## START Dataset entries

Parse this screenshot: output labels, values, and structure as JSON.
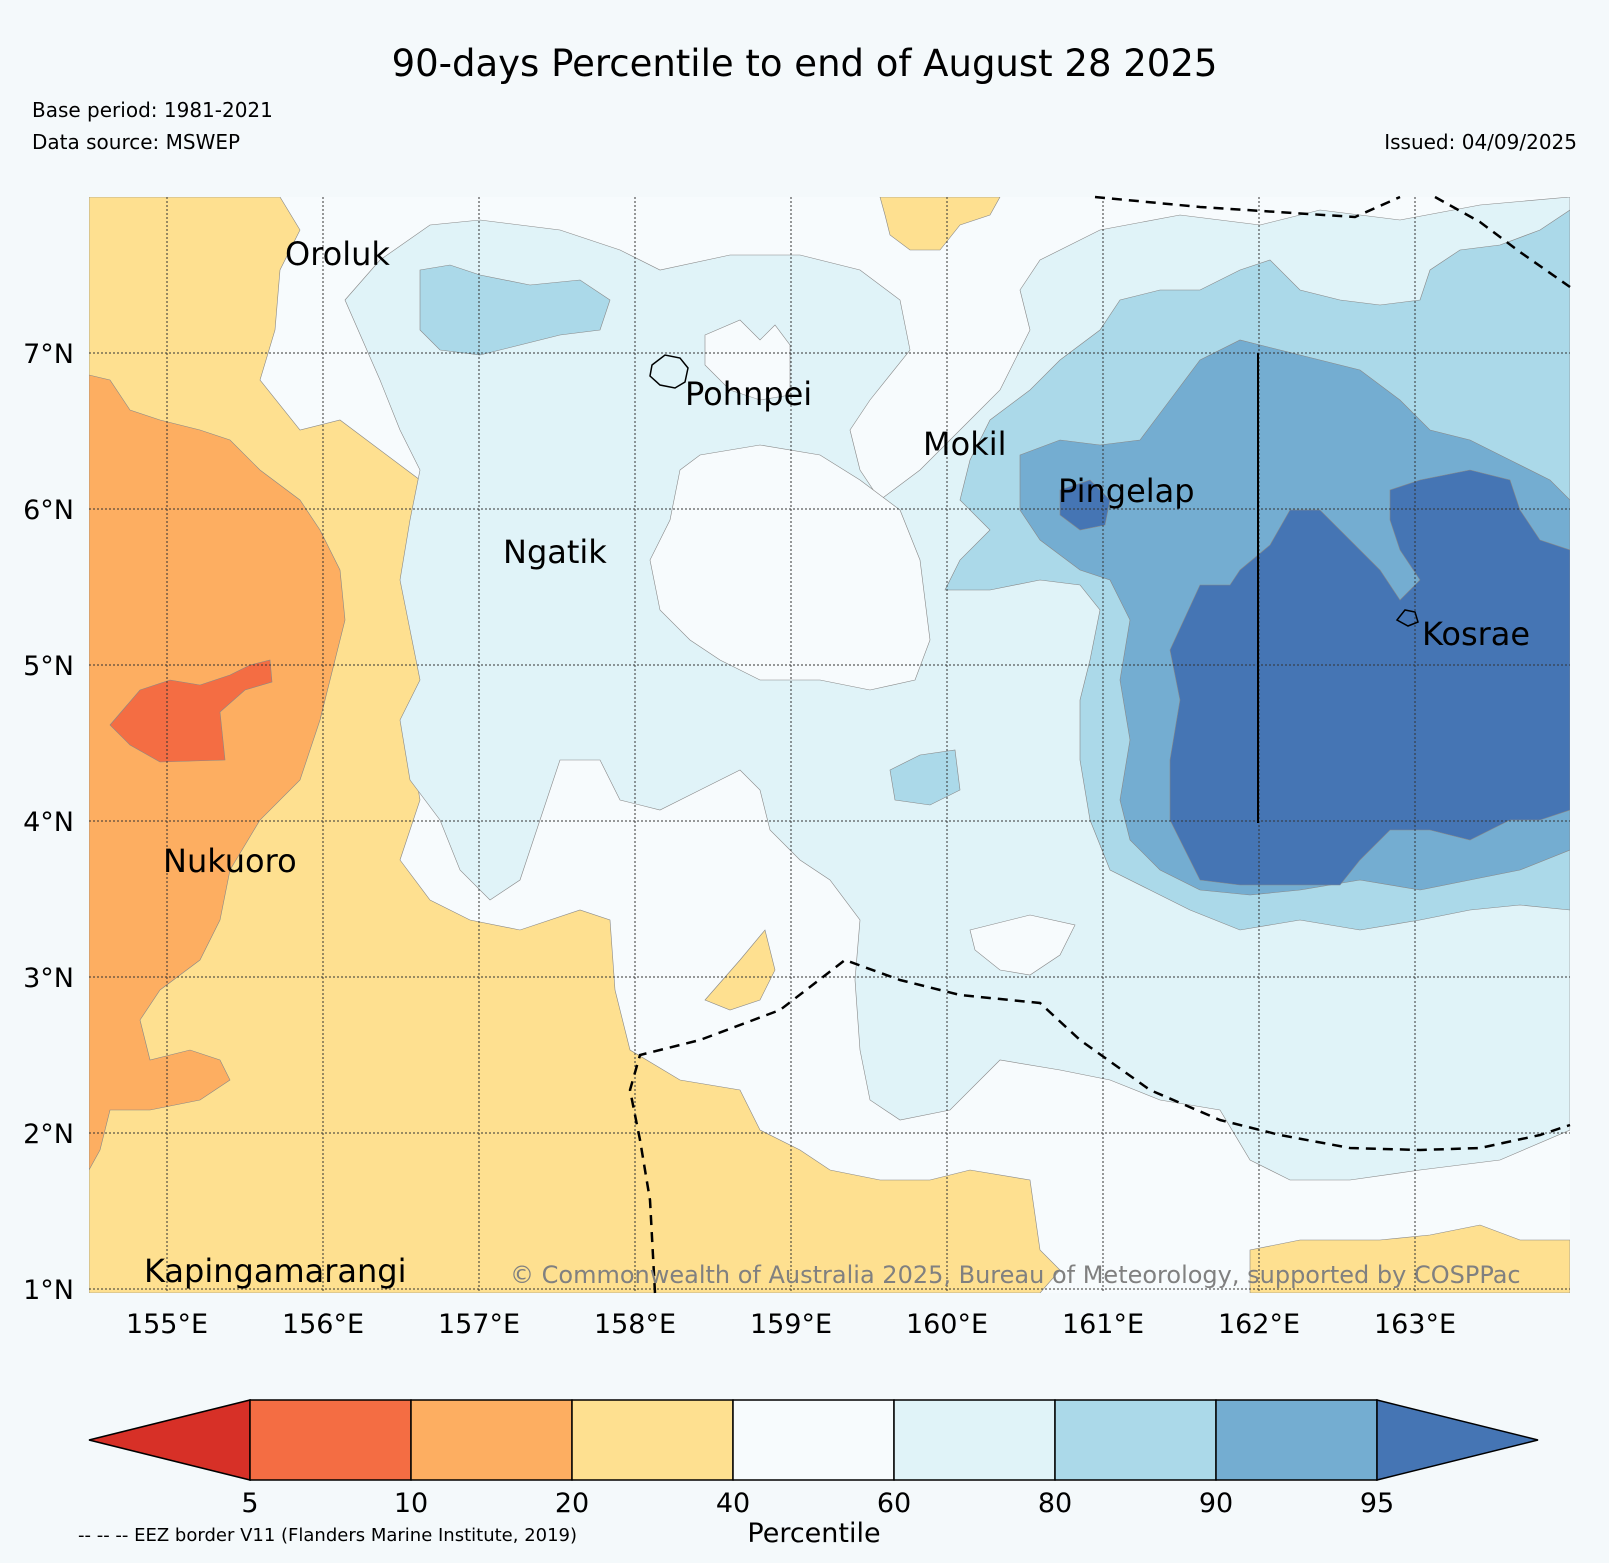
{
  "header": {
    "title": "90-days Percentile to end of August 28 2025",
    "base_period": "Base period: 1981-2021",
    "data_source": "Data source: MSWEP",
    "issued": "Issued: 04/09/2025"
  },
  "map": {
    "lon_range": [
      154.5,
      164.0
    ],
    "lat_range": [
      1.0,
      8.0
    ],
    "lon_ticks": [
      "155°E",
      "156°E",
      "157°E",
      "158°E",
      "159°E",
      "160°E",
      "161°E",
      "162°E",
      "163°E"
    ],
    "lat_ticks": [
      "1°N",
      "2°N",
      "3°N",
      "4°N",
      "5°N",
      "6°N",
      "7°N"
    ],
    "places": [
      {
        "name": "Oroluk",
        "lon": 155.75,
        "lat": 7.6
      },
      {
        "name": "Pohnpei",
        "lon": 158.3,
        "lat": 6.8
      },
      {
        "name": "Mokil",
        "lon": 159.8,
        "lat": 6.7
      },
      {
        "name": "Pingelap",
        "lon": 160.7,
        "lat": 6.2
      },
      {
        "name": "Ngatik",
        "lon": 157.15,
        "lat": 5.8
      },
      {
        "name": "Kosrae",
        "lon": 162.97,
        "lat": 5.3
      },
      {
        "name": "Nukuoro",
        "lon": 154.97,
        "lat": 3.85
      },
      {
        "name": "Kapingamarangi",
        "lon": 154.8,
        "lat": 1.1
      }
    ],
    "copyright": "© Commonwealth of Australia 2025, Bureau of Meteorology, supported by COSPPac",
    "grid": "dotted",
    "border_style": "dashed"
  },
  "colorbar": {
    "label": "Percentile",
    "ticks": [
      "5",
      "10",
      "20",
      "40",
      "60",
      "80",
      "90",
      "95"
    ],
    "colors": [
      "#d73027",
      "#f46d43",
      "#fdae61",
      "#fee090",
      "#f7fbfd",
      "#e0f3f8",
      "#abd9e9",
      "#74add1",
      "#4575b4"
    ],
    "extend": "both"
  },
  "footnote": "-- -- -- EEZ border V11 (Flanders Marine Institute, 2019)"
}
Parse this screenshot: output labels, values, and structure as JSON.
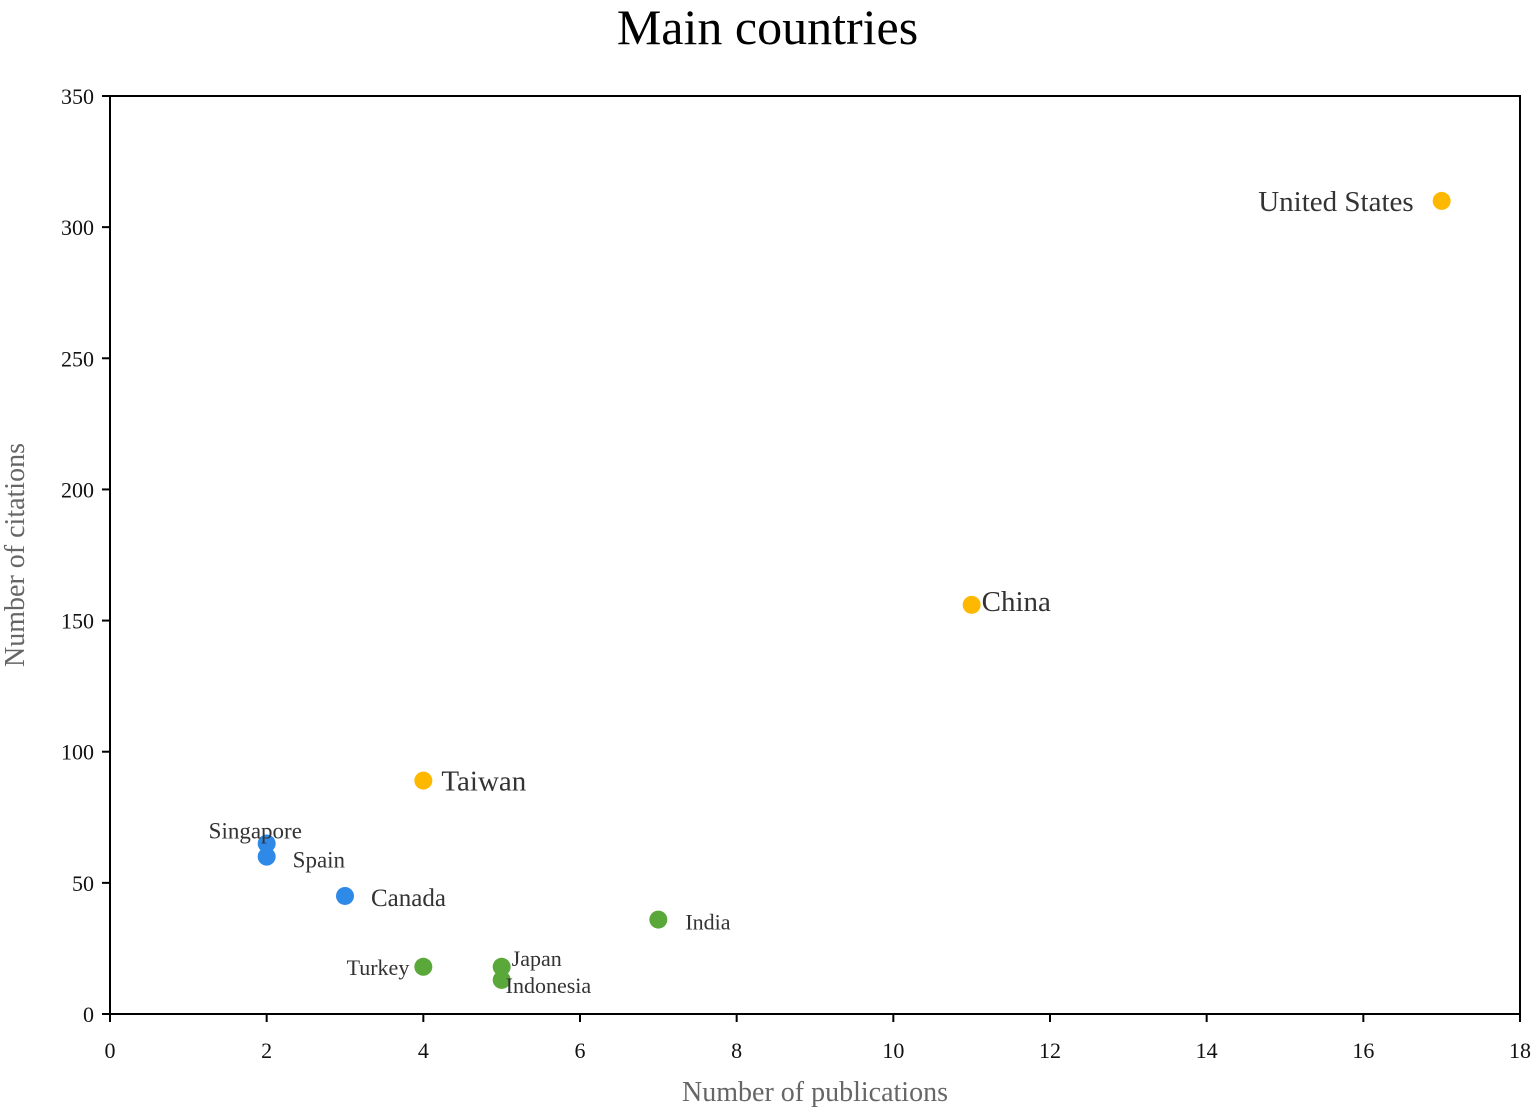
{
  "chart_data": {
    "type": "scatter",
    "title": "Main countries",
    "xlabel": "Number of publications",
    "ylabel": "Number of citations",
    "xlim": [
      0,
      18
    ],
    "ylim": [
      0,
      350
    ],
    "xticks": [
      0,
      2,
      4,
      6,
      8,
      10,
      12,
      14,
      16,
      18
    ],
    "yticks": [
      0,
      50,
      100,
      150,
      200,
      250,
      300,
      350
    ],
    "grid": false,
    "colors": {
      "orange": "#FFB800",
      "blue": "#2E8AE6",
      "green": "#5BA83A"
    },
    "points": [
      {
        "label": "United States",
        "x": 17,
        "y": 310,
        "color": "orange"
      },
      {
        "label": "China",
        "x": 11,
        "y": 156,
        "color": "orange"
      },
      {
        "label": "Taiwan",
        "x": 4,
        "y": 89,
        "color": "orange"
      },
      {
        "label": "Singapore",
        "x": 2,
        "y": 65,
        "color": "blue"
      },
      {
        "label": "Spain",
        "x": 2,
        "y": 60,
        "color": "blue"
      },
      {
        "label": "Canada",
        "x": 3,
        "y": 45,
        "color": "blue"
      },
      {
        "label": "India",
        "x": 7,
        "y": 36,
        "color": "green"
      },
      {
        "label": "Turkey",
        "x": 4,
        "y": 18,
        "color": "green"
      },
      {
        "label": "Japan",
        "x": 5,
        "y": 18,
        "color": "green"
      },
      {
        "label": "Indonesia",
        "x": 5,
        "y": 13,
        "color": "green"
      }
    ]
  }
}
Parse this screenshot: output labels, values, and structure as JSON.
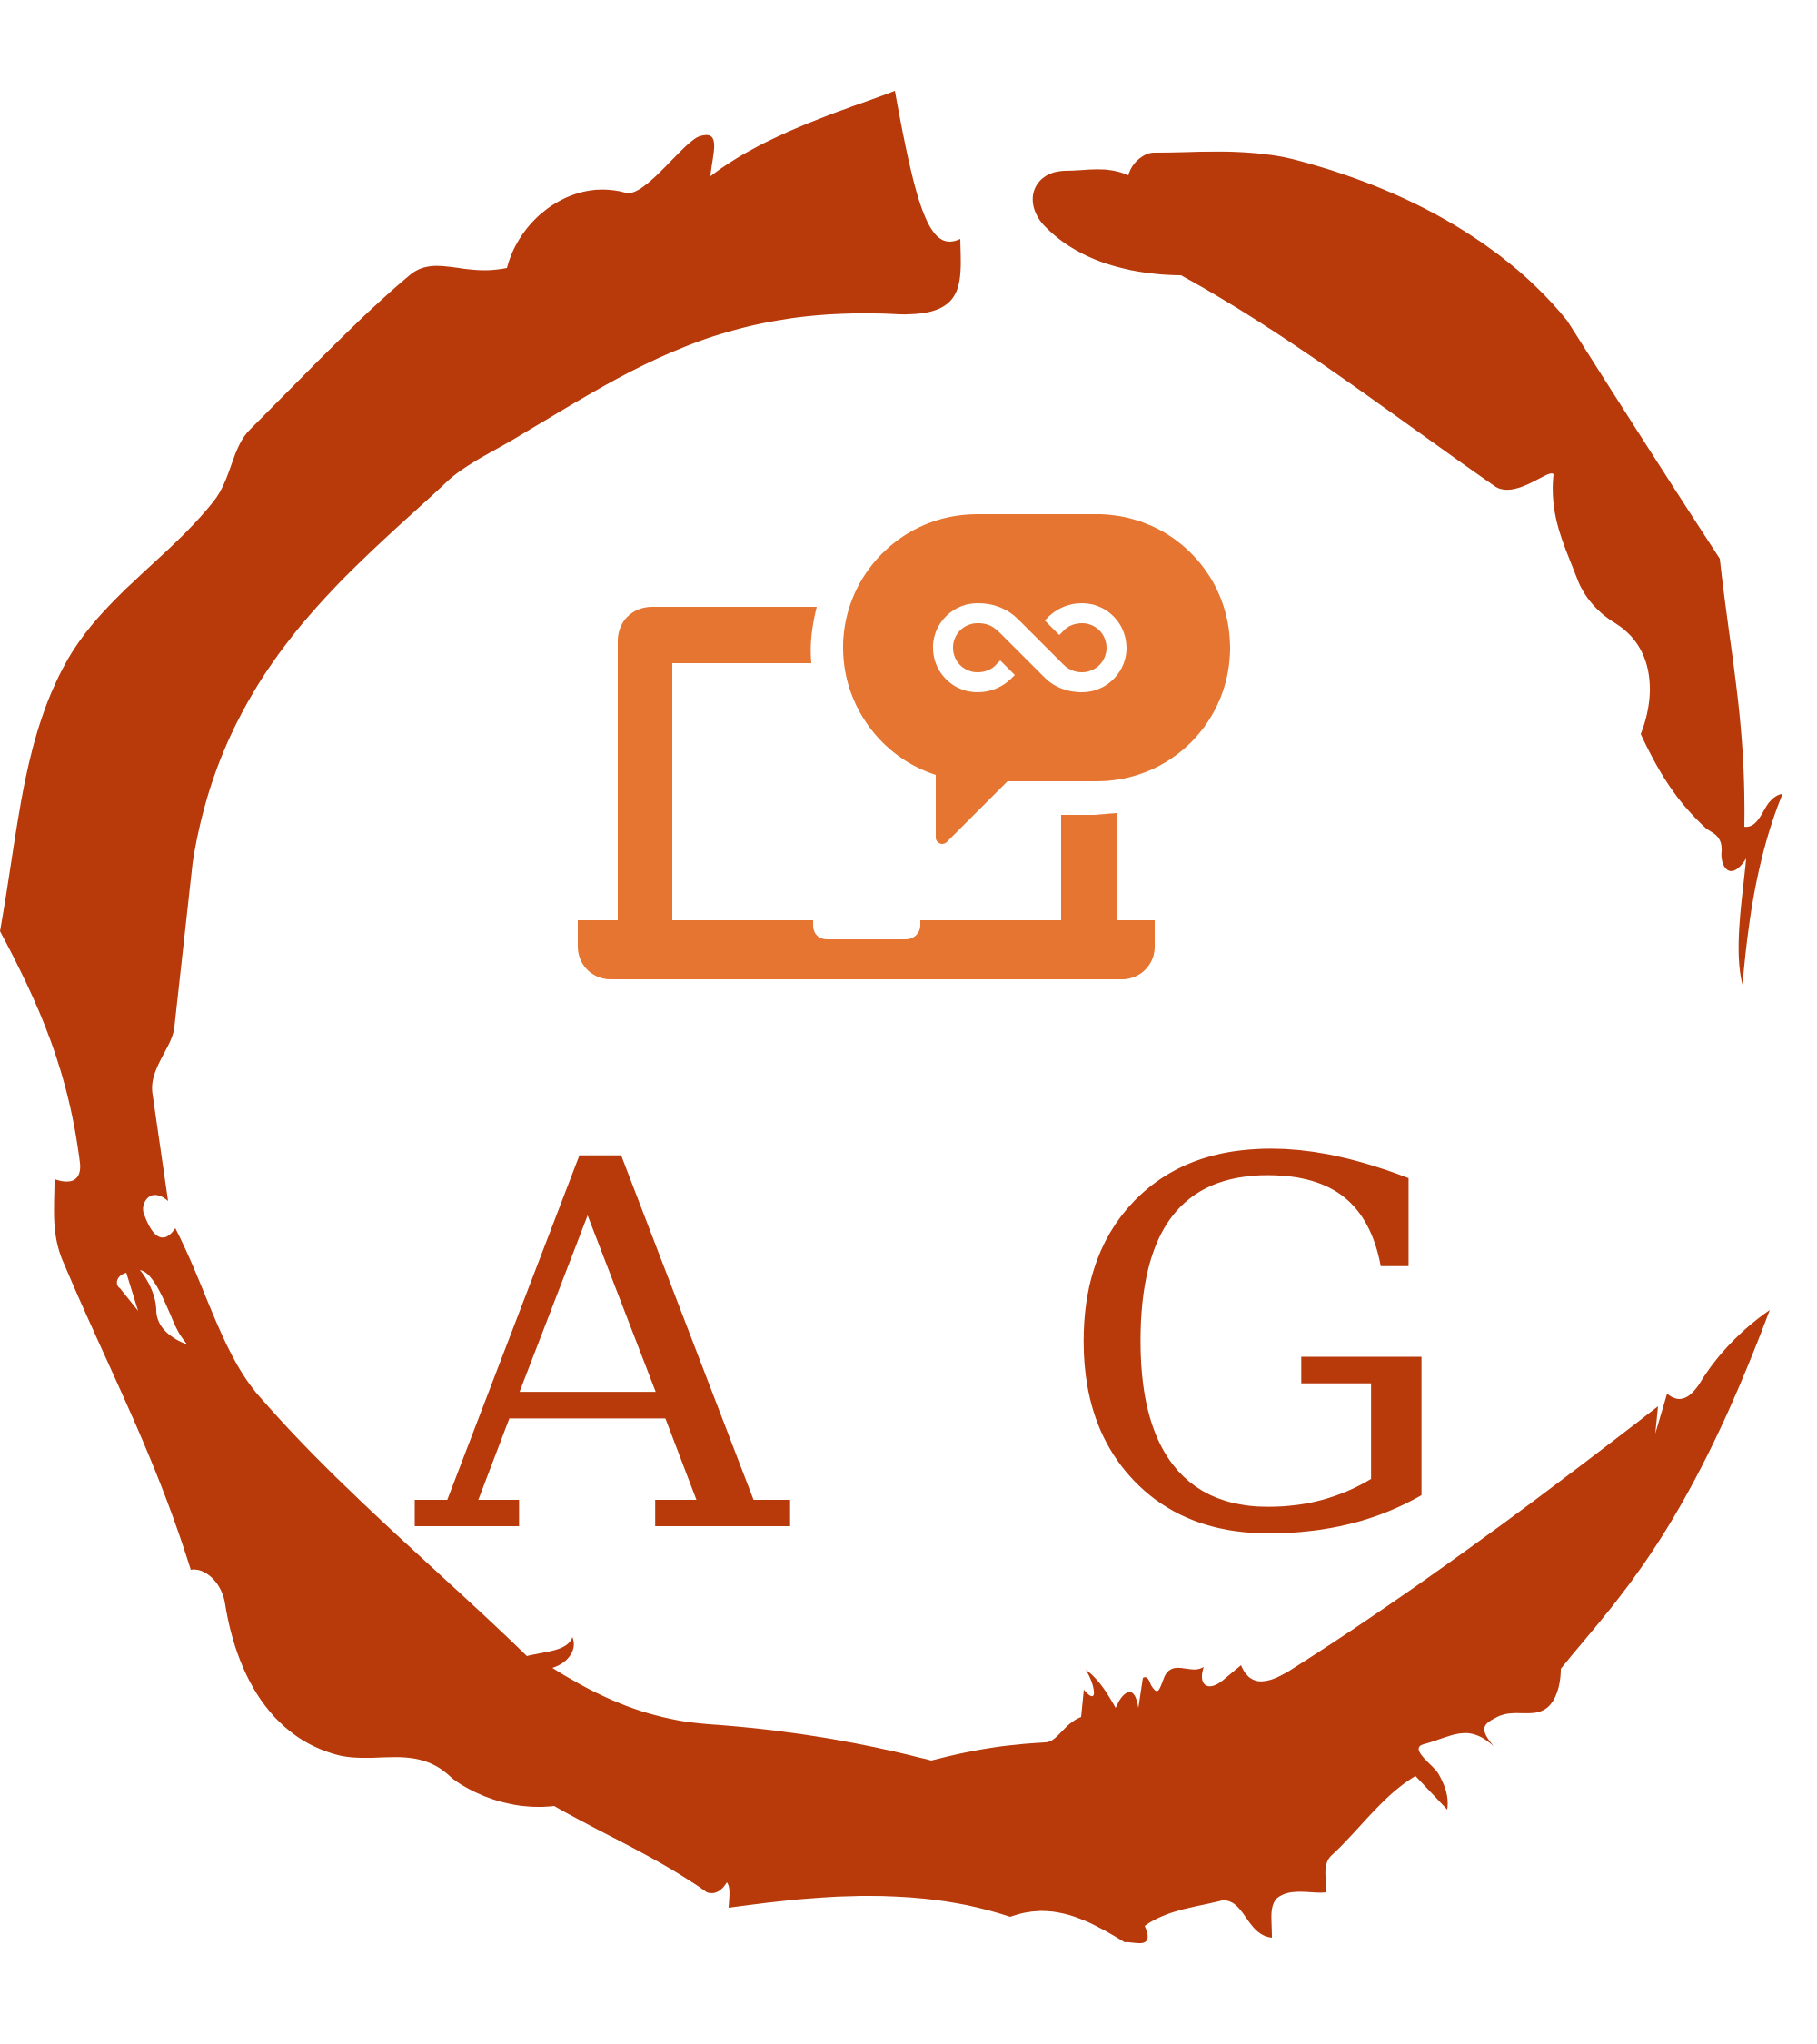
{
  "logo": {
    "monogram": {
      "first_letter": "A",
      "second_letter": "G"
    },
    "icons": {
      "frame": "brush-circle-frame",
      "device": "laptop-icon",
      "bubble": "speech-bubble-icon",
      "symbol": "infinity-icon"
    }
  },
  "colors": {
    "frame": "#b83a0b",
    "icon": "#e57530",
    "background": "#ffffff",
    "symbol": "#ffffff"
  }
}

## END Dataset entries

### Given problem
Transcribe the whole listing, character for character, but not its images.

### Solution to the exercise
Parse this screenshot: output labels, values, and structure as JSON.
{
  "header": {
    "title": "90-days Percentile to end of August 28 2025",
    "base_period": "Base period: 1981-2021",
    "data_source": "Data source: MSWEP",
    "issued": "Issued: 04/09/2025"
  },
  "map": {
    "lon_range": [
      154.5,
      164.0
    ],
    "lat_range": [
      1.0,
      8.0
    ],
    "lon_ticks": [
      "155°E",
      "156°E",
      "157°E",
      "158°E",
      "159°E",
      "160°E",
      "161°E",
      "162°E",
      "163°E"
    ],
    "lat_ticks": [
      "1°N",
      "2°N",
      "3°N",
      "4°N",
      "5°N",
      "6°N",
      "7°N"
    ],
    "places": [
      {
        "name": "Oroluk",
        "lon": 155.75,
        "lat": 7.6
      },
      {
        "name": "Pohnpei",
        "lon": 158.3,
        "lat": 6.8
      },
      {
        "name": "Mokil",
        "lon": 159.8,
        "lat": 6.7
      },
      {
        "name": "Pingelap",
        "lon": 160.7,
        "lat": 6.2
      },
      {
        "name": "Ngatik",
        "lon": 157.15,
        "lat": 5.8
      },
      {
        "name": "Kosrae",
        "lon": 162.97,
        "lat": 5.3
      },
      {
        "name": "Nukuoro",
        "lon": 154.97,
        "lat": 3.85
      },
      {
        "name": "Kapingamarangi",
        "lon": 154.8,
        "lat": 1.1
      }
    ],
    "copyright": "© Commonwealth of Australia 2025, Bureau of Meteorology, supported by COSPPac",
    "grid": "dotted",
    "border_style": "dashed"
  },
  "colorbar": {
    "label": "Percentile",
    "ticks": [
      "5",
      "10",
      "20",
      "40",
      "60",
      "80",
      "90",
      "95"
    ],
    "colors": [
      "#d73027",
      "#f46d43",
      "#fdae61",
      "#fee090",
      "#f7fbfd",
      "#e0f3f8",
      "#abd9e9",
      "#74add1",
      "#4575b4"
    ],
    "extend": "both"
  },
  "footnote": "-- -- -- EEZ border V11 (Flanders Marine Institute, 2019)"
}
Parse this screenshot: output labels, values, and structure as JSON.
{
  "chart_data": {
    "type": "scatter",
    "title": "Main countries",
    "xlabel": "Number of publications",
    "ylabel": "Number of citations",
    "xlim": [
      0,
      18
    ],
    "ylim": [
      0,
      350
    ],
    "xticks": [
      0,
      2,
      4,
      6,
      8,
      10,
      12,
      14,
      16,
      18
    ],
    "yticks": [
      0,
      50,
      100,
      150,
      200,
      250,
      300,
      350
    ],
    "grid": false,
    "colors": {
      "orange": "#FFB800",
      "blue": "#2E8AE6",
      "green": "#5BA83A"
    },
    "points": [
      {
        "label": "United States",
        "x": 17,
        "y": 310,
        "color": "orange"
      },
      {
        "label": "China",
        "x": 11,
        "y": 156,
        "color": "orange"
      },
      {
        "label": "Taiwan",
        "x": 4,
        "y": 89,
        "color": "orange"
      },
      {
        "label": "Singapore",
        "x": 2,
        "y": 65,
        "color": "blue"
      },
      {
        "label": "Spain",
        "x": 2,
        "y": 60,
        "color": "blue"
      },
      {
        "label": "Canada",
        "x": 3,
        "y": 45,
        "color": "blue"
      },
      {
        "label": "India",
        "x": 7,
        "y": 36,
        "color": "green"
      },
      {
        "label": "Turkey",
        "x": 4,
        "y": 18,
        "color": "green"
      },
      {
        "label": "Japan",
        "x": 5,
        "y": 18,
        "color": "green"
      },
      {
        "label": "Indonesia",
        "x": 5,
        "y": 13,
        "color": "green"
      }
    ]
  }
}
Parse this screenshot: output labels, values, and structure as JSON.
{
  "logo": {
    "monogram": {
      "first_letter": "A",
      "second_letter": "G"
    },
    "icons": {
      "frame": "brush-circle-frame",
      "device": "laptop-icon",
      "bubble": "speech-bubble-icon",
      "symbol": "infinity-icon"
    }
  },
  "colors": {
    "frame": "#b83a0b",
    "icon": "#e57530",
    "background": "#ffffff",
    "symbol": "#ffffff"
  }
}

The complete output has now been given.